> WRITTEN TASK
Copy out the listing that follows, exactly, without its pictures.

Collected data entries:
════
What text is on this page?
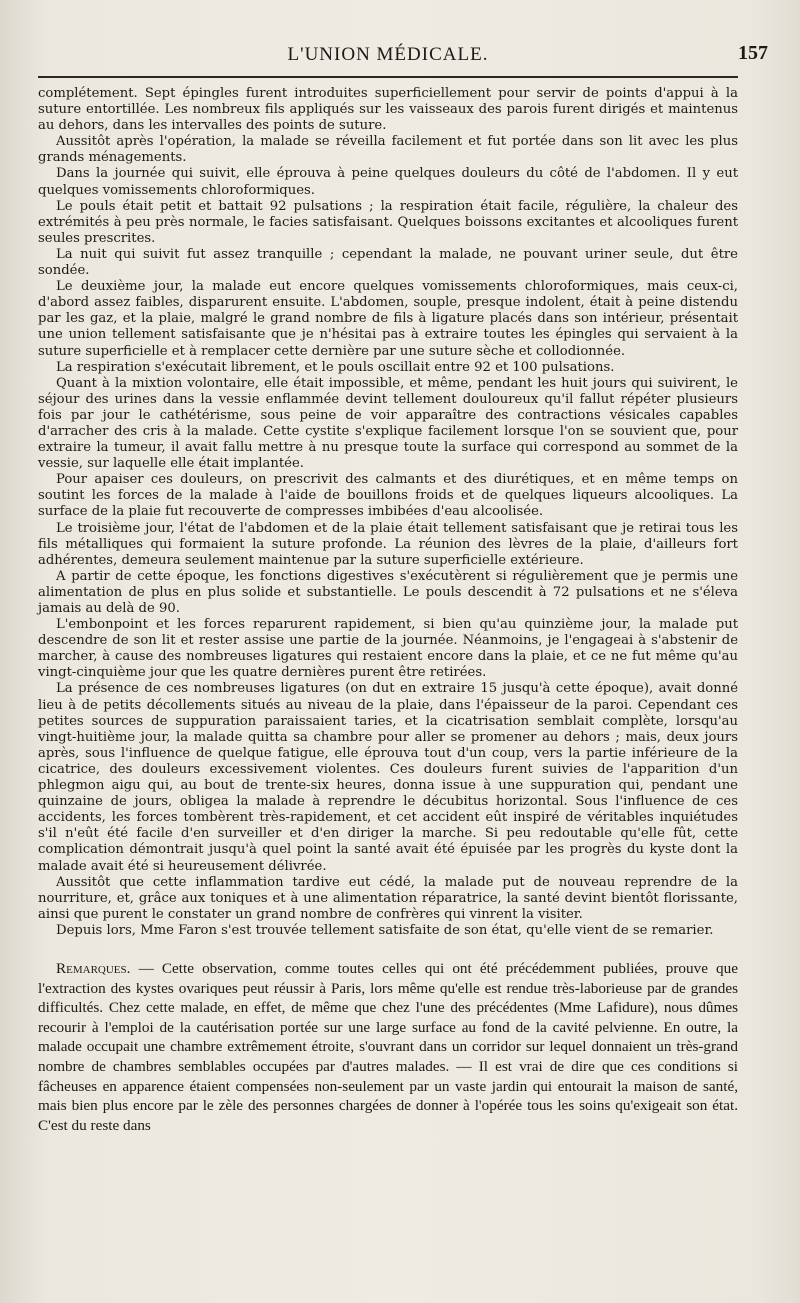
L'UNION MÉDICALE.	157

complétement. Sept épingles furent introduites superficiellement pour servir de points d'appui à la suture entortillée. Les nombreux fils appliqués sur les vaisseaux des parois furent dirigés et maintenus au dehors, dans les intervalles des points de suture.

Aussitôt après l'opération, la malade se réveilla facilement et fut portée dans son lit avec les plus grands ménagements.

Dans la journée qui suivit, elle éprouva à peine quelques douleurs du côté de l'abdomen. Il y eut quelques vomissements chloroformiques.

Le pouls était petit et battait 92 pulsations ; la respiration était facile, régulière, la chaleur des extrémités à peu près normale, le facies satisfaisant. Quelques boissons excitantes et alcooliques furent seules prescrites.

La nuit qui suivit fut assez tranquille ; cependant la malade, ne pouvant uriner seule, dut être sondée.

Le deuxième jour, la malade eut encore quelques vomissements chloroformiques, mais ceux-ci, d'abord assez faibles, disparurent ensuite. L'abdomen, souple, presque indolent, était à peine distendu par les gaz, et la plaie, malgré le grand nombre de fils à ligature placés dans son intérieur, présentait une union tellement satisfaisante que je n'hésitai pas à extraire toutes les épingles qui servaient à la suture superficielle et à remplacer cette dernière par une suture sèche et collodionnée.

La respiration s'exécutait librement, et le pouls oscillait entre 92 et 100 pulsations.

Quant à la mixtion volontaire, elle était impossible, et même, pendant les huit jours qui suivirent, le séjour des urines dans la vessie enflammée devint tellement douloureux qu'il fallut répéter plusieurs fois par jour le cathétérisme, sous peine de voir apparaître des contractions vésicales capables d'arracher des cris à la malade. Cette cystite s'explique facilement lorsque l'on se souvient que, pour extraire la tumeur, il avait fallu mettre à nu presque toute la surface qui correspond au sommet de la vessie, sur laquelle elle était implantée.

Pour apaiser ces douleurs, on prescrivit des calmants et des diurétiques, et en même temps on soutint les forces de la malade à l'aide de bouillons froids et de quelques liqueurs alcooliques. La surface de la plaie fut recouverte de compresses imbibées d'eau alcoolisée.

Le troisième jour, l'état de l'abdomen et de la plaie était tellement satisfaisant que je retirai tous les fils métalliques qui formaient la suture profonde. La réunion des lèvres de la plaie, d'ailleurs fort adhérentes, demeura seulement maintenue par la suture superficielle extérieure.

A partir de cette époque, les fonctions digestives s'exécutèrent si régulièrement que je permis une alimentation de plus en plus solide et substantielle. Le pouls descendit à 72 pulsations et ne s'éleva jamais au delà de 90.

L'embonpoint et les forces reparurent rapidement, si bien qu'au quinzième jour, la malade put descendre de son lit et rester assise une partie de la journée. Néanmoins, je l'engageai à s'abstenir de marcher, à cause des nombreuses ligatures qui restaient encore dans la plaie, et ce ne fut même qu'au vingt-cinquième jour que les quatre dernières purent être retirées.

La présence de ces nombreuses ligatures (on dut en extraire 15 jusqu'à cette époque), avait donné lieu à de petits décollements situés au niveau de la plaie, dans l'épaisseur de la paroi. Cependant ces petites sources de suppuration paraissaient taries, et la cicatrisation semblait complète, lorsqu'au vingt-huitième jour, la malade quitta sa chambre pour aller se promener au dehors ; mais, deux jours après, sous l'influence de quelque fatigue, elle éprouva tout d'un coup, vers la partie inférieure de la cicatrice, des douleurs excessivement violentes. Ces douleurs furent suivies de l'apparition d'un phlegmon aigu qui, au bout de trente-six heures, donna issue à une suppuration qui, pendant une quinzaine de jours, obligea la malade à reprendre le décubitus horizontal. Sous l'influence de ces accidents, les forces tombèrent très-rapidement, et cet accident eût inspiré de véritables inquiétudes s'il n'eût été facile d'en surveiller et d'en diriger la marche. Si peu redoutable qu'elle fût, cette complication démontrait jusqu'à quel point la santé avait été épuisée par les progrès du kyste dont la malade avait été si heureusement délivrée.

Aussitôt que cette inflammation tardive eut cédé, la malade put de nouveau reprendre de la nourriture, et, grâce aux toniques et à une alimentation réparatrice, la santé devint bientôt florissante, ainsi que purent le constater un grand nombre de confrères qui vinrent la visiter.

Depuis lors, Mme Faron s'est trouvée tellement satisfaite de son état, qu'elle vient de se remarier.

Remarques. — Cette observation, comme toutes celles qui ont été précédemment publiées, prouve que l'extraction des kystes ovariques peut réussir à Paris, lors même qu'elle est rendue très-laborieuse par de grandes difficultés. Chez cette malade, en effet, de même que chez l'une des précédentes (Mme Lafidure), nous dûmes recourir à l'emploi de la cautérisation portée sur une large surface au fond de la cavité pelvienne. En outre, la malade occupait une chambre extrêmement étroite, s'ouvrant dans un corridor sur lequel donnaient un très-grand nombre de chambres semblables occupées par d'autres malades. — Il est vrai de dire que ces conditions si fâcheuses en apparence étaient compensées non-seulement par un vaste jardin qui entourait la maison de santé, mais bien plus encore par le zèle des personnes chargées de donner à l'opérée tous les soins qu'exigeait son état. C'est du reste dans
════
> WRITTEN ANSWER
What text is on this page?
L'UNION MÉDICALE.	157

complétement. Sept épingles furent introduites superficiellement pour servir de points d'appui à la suture entortillée. Les nombreux fils appliqués sur les vaisseaux des parois furent dirigés et maintenus au dehors, dans les intervalles des points de suture.

Aussitôt après l'opération, la malade se réveilla facilement et fut portée dans son lit avec les plus grands ménagements.

Dans la journée qui suivit, elle éprouva à peine quelques douleurs du côté de l'abdomen. Il y eut quelques vomissements chloroformiques.

Le pouls était petit et battait 92 pulsations ; la respiration était facile, régulière, la chaleur des extrémités à peu près normale, le facies satisfaisant. Quelques boissons excitantes et alcooliques furent seules prescrites.

La nuit qui suivit fut assez tranquille ; cependant la malade, ne pouvant uriner seule, dut être sondée.

Le deuxième jour, la malade eut encore quelques vomissements chloroformiques, mais ceux-ci, d'abord assez faibles, disparurent ensuite. L'abdomen, souple, presque indolent, était à peine distendu par les gaz, et la plaie, malgré le grand nombre de fils à ligature placés dans son intérieur, présentait une union tellement satisfaisante que je n'hésitai pas à extraire toutes les épingles qui servaient à la suture superficielle et à remplacer cette dernière par une suture sèche et collodionnée.

La respiration s'exécutait librement, et le pouls oscillait entre 92 et 100 pulsations.

Quant à la mixtion volontaire, elle était impossible, et même, pendant les huit jours qui suivirent, le séjour des urines dans la vessie enflammée devint tellement douloureux qu'il fallut répéter plusieurs fois par jour le cathétérisme, sous peine de voir apparaître des contractions vésicales capables d'arracher des cris à la malade. Cette cystite s'explique facilement lorsque l'on se souvient que, pour extraire la tumeur, il avait fallu mettre à nu presque toute la surface qui correspond au sommet de la vessie, sur laquelle elle était implantée.

Pour apaiser ces douleurs, on prescrivit des calmants et des diurétiques, et en même temps on soutint les forces de la malade à l'aide de bouillons froids et de quelques liqueurs alcooliques. La surface de la plaie fut recouverte de compresses imbibées d'eau alcoolisée.

Le troisième jour, l'état de l'abdomen et de la plaie était tellement satisfaisant que je retirai tous les fils métalliques qui formaient la suture profonde. La réunion des lèvres de la plaie, d'ailleurs fort adhérentes, demeura seulement maintenue par la suture superficielle extérieure.

A partir de cette époque, les fonctions digestives s'exécutèrent si régulièrement que je permis une alimentation de plus en plus solide et substantielle. Le pouls descendit à 72 pulsations et ne s'éleva jamais au delà de 90.

L'embonpoint et les forces reparurent rapidement, si bien qu'au quinzième jour, la malade put descendre de son lit et rester assise une partie de la journée. Néanmoins, je l'engageai à s'abstenir de marcher, à cause des nombreuses ligatures qui restaient encore dans la plaie, et ce ne fut même qu'au vingt-cinquième jour que les quatre dernières purent être retirées.

La présence de ces nombreuses ligatures (on dut en extraire 15 jusqu'à cette époque), avait donné lieu à de petits décollements situés au niveau de la plaie, dans l'épaisseur de la paroi. Cependant ces petites sources de suppuration paraissaient taries, et la cicatrisation semblait complète, lorsqu'au vingt-huitième jour, la malade quitta sa chambre pour aller se promener au dehors ; mais, deux jours après, sous l'influence de quelque fatigue, elle éprouva tout d'un coup, vers la partie inférieure de la cicatrice, des douleurs excessivement violentes. Ces douleurs furent suivies de l'apparition d'un phlegmon aigu qui, au bout de trente-six heures, donna issue à une suppuration qui, pendant une quinzaine de jours, obligea la malade à reprendre le décubitus horizontal. Sous l'influence de ces accidents, les forces tombèrent très-rapidement, et cet accident eût inspiré de véritables inquiétudes s'il n'eût été facile d'en surveiller et d'en diriger la marche. Si peu redoutable qu'elle fût, cette complication démontrait jusqu'à quel point la santé avait été épuisée par les progrès du kyste dont la malade avait été si heureusement délivrée.

Aussitôt que cette inflammation tardive eut cédé, la malade put de nouveau reprendre de la nourriture, et, grâce aux toniques et à une alimentation réparatrice, la santé devint bientôt florissante, ainsi que purent le constater un grand nombre de confrères qui vinrent la visiter.

Depuis lors, Mme Faron s'est trouvée tellement satisfaite de son état, qu'elle vient de se remarier.

Remarques. — Cette observation, comme toutes celles qui ont été précédemment publiées, prouve que l'extraction des kystes ovariques peut réussir à Paris, lors même qu'elle est rendue très-laborieuse par de grandes difficultés. Chez cette malade, en effet, de même que chez l'une des précédentes (Mme Lafidure), nous dûmes recourir à l'emploi de la cautérisation portée sur une large surface au fond de la cavité pelvienne. En outre, la malade occupait une chambre extrêmement étroite, s'ouvrant dans un corridor sur lequel donnaient un très-grand nombre de chambres semblables occupées par d'autres malades. — Il est vrai de dire que ces conditions si fâcheuses en apparence étaient compensées non-seulement par un vaste jardin qui entourait la maison de santé, mais bien plus encore par le zèle des personnes chargées de donner à l'opérée tous les soins qu'exigeait son état. C'est du reste dans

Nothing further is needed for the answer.